■ What is being asked
Count every line that has the word "活动时间" in it; give no more than the number.
** Start of Input data **
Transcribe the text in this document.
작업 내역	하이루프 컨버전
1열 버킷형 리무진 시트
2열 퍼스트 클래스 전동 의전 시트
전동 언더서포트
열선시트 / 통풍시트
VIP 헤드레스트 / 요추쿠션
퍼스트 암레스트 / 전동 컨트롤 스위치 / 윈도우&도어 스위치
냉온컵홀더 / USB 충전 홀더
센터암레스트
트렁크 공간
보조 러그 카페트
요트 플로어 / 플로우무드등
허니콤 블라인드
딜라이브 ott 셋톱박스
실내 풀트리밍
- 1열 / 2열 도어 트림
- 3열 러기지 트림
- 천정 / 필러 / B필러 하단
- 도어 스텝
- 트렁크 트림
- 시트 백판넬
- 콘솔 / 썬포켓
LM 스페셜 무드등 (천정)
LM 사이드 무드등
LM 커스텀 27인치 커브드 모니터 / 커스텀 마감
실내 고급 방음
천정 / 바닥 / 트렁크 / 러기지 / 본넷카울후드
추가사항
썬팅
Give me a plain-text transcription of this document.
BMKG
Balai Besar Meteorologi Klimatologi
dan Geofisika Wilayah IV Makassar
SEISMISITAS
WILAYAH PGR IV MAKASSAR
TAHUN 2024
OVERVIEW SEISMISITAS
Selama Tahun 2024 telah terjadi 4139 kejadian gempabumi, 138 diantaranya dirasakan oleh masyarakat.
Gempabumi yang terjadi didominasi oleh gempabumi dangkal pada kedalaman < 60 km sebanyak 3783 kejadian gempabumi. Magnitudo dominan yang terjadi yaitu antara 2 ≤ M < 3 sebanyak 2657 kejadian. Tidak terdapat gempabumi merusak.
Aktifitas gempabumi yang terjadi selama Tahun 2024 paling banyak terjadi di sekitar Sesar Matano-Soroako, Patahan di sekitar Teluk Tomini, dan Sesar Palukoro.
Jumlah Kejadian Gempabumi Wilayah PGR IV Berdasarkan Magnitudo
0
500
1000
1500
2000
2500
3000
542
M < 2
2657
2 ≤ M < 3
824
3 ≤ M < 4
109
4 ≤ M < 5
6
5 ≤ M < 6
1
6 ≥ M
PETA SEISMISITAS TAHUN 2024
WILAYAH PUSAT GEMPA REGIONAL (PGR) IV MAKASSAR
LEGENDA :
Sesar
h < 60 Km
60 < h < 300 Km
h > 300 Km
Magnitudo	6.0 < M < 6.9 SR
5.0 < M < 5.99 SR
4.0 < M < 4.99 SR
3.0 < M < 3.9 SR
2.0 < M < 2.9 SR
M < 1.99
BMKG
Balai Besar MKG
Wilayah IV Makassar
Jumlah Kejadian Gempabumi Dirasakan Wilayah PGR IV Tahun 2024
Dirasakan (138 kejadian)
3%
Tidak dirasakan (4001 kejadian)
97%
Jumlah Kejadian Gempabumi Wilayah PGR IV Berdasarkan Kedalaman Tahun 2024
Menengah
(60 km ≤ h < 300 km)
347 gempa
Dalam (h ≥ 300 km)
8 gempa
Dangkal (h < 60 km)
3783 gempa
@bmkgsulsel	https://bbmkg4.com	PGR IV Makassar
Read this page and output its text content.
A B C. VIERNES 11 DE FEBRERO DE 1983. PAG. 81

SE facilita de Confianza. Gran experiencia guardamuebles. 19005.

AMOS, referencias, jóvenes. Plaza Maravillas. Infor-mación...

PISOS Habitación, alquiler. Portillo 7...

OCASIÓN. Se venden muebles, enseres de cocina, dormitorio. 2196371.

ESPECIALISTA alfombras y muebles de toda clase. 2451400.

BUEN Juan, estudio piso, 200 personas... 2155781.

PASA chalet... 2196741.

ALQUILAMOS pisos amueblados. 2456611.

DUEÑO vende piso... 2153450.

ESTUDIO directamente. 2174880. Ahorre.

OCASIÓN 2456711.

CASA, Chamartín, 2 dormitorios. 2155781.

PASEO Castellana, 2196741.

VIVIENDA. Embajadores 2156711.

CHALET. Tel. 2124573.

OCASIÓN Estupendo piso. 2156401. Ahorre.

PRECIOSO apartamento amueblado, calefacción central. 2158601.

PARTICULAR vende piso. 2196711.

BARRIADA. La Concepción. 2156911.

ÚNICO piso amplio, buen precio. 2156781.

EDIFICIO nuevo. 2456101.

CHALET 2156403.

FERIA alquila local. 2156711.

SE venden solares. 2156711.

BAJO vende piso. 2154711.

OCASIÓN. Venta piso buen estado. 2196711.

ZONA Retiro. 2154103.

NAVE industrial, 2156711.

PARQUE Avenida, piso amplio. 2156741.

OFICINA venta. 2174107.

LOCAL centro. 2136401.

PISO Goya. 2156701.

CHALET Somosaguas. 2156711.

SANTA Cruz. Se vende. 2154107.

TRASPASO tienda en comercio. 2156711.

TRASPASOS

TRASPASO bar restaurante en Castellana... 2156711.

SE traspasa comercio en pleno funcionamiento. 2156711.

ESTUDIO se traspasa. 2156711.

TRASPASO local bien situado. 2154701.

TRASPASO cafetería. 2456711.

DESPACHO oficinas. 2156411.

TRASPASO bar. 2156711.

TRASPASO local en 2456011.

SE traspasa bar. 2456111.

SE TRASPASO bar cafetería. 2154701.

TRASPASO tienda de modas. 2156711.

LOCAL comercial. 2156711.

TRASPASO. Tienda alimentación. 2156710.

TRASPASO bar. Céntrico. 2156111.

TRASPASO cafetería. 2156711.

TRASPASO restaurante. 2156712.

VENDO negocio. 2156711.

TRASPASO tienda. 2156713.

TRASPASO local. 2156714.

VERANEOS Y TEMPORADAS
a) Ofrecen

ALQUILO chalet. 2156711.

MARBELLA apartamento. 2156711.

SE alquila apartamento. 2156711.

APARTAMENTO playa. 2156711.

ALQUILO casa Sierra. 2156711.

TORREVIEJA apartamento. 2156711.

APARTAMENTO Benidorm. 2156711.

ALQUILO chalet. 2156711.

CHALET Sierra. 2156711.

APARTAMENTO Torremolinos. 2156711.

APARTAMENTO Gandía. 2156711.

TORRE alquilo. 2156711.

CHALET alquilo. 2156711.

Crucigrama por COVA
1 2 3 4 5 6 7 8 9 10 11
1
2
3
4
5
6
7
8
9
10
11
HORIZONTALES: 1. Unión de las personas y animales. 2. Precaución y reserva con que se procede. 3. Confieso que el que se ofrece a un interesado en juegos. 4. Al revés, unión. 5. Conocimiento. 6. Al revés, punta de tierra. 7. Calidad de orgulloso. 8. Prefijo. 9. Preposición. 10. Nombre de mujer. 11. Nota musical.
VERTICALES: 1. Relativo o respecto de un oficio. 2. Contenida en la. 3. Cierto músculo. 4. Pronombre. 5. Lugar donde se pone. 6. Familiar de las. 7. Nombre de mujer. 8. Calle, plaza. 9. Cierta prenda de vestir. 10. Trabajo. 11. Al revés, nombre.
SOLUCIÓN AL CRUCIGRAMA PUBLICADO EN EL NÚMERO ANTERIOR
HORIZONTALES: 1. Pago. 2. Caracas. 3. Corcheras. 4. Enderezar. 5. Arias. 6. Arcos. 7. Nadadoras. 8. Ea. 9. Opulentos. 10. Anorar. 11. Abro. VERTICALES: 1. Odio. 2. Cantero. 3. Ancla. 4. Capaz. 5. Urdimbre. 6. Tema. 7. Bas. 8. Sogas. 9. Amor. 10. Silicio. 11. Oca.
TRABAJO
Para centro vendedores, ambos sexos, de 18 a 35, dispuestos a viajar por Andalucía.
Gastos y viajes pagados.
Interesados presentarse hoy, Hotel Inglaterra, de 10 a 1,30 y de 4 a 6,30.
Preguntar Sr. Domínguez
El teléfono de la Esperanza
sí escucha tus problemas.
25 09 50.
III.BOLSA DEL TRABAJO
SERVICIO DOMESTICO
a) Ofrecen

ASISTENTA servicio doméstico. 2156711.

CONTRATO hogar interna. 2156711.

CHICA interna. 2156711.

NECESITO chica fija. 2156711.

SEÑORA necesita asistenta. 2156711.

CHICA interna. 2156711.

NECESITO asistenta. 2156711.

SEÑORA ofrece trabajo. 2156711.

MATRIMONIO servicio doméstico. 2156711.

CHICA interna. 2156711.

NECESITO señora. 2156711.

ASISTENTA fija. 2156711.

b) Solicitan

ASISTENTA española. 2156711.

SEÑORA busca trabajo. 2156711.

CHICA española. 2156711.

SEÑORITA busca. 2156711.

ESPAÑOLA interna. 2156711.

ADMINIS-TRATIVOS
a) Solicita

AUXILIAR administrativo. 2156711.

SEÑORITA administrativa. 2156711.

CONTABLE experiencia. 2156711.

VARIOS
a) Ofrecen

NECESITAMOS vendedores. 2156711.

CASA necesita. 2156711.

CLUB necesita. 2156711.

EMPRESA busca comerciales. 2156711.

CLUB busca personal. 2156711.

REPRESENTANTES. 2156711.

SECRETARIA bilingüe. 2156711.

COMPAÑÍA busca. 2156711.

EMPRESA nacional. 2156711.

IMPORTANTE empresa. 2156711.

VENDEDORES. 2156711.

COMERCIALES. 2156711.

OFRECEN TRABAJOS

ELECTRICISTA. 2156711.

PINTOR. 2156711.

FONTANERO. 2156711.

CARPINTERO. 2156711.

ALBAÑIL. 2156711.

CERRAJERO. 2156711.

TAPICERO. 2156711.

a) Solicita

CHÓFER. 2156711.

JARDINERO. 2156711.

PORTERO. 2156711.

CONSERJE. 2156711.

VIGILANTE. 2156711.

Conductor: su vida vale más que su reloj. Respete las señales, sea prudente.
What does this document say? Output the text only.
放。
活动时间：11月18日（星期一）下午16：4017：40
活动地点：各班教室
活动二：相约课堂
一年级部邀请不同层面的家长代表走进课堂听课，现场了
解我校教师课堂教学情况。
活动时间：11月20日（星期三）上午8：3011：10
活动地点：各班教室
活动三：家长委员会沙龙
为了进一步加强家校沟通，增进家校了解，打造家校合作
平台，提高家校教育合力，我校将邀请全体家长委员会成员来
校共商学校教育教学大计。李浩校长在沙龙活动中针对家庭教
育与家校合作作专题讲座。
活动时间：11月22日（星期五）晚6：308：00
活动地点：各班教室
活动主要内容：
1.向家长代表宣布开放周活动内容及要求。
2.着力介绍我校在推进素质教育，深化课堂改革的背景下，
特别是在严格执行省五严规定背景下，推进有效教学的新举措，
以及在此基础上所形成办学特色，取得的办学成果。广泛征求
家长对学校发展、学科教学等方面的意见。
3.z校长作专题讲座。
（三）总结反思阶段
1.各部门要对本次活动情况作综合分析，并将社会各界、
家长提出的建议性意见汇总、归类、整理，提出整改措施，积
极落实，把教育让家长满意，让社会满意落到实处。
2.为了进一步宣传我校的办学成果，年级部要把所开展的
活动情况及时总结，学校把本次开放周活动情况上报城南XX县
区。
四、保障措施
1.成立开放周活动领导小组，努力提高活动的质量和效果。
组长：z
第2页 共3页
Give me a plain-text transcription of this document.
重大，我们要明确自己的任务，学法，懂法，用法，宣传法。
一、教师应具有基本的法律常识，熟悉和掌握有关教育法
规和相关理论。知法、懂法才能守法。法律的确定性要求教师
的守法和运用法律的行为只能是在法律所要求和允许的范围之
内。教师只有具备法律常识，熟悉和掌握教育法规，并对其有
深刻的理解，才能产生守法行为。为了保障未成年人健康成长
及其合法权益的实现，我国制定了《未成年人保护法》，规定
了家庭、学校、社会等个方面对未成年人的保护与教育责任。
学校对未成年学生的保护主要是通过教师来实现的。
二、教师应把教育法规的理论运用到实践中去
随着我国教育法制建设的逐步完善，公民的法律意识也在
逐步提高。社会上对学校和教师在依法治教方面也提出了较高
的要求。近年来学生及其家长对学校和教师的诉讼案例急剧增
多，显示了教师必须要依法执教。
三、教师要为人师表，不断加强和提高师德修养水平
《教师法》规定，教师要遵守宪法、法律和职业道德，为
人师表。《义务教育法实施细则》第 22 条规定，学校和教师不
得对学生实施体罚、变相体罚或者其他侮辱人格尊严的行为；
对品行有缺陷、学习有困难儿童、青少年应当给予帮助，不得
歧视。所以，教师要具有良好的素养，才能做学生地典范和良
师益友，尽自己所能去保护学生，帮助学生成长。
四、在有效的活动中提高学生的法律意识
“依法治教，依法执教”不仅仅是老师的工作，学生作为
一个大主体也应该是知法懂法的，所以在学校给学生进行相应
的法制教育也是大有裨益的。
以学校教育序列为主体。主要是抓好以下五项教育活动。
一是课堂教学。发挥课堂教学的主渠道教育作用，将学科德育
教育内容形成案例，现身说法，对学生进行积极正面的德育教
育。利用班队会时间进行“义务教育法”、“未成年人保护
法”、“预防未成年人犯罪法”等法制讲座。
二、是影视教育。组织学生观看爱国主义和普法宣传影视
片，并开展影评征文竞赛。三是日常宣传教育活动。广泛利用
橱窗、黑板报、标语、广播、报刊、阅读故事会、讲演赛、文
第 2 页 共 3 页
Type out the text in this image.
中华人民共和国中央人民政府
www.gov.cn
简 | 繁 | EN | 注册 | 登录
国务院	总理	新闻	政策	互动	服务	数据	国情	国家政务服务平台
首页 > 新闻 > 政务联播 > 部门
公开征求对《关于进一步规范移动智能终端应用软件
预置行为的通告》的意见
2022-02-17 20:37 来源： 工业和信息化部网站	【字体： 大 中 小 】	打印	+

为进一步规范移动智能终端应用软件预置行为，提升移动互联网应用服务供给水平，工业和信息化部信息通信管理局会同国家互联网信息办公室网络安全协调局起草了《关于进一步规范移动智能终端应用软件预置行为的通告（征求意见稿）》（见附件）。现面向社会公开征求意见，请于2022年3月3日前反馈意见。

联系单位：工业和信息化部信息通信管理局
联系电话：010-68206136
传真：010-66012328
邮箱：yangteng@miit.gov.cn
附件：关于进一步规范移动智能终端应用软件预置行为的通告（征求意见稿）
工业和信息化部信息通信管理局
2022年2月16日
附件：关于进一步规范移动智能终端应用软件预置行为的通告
** End of Input data **
■ Result for this task
3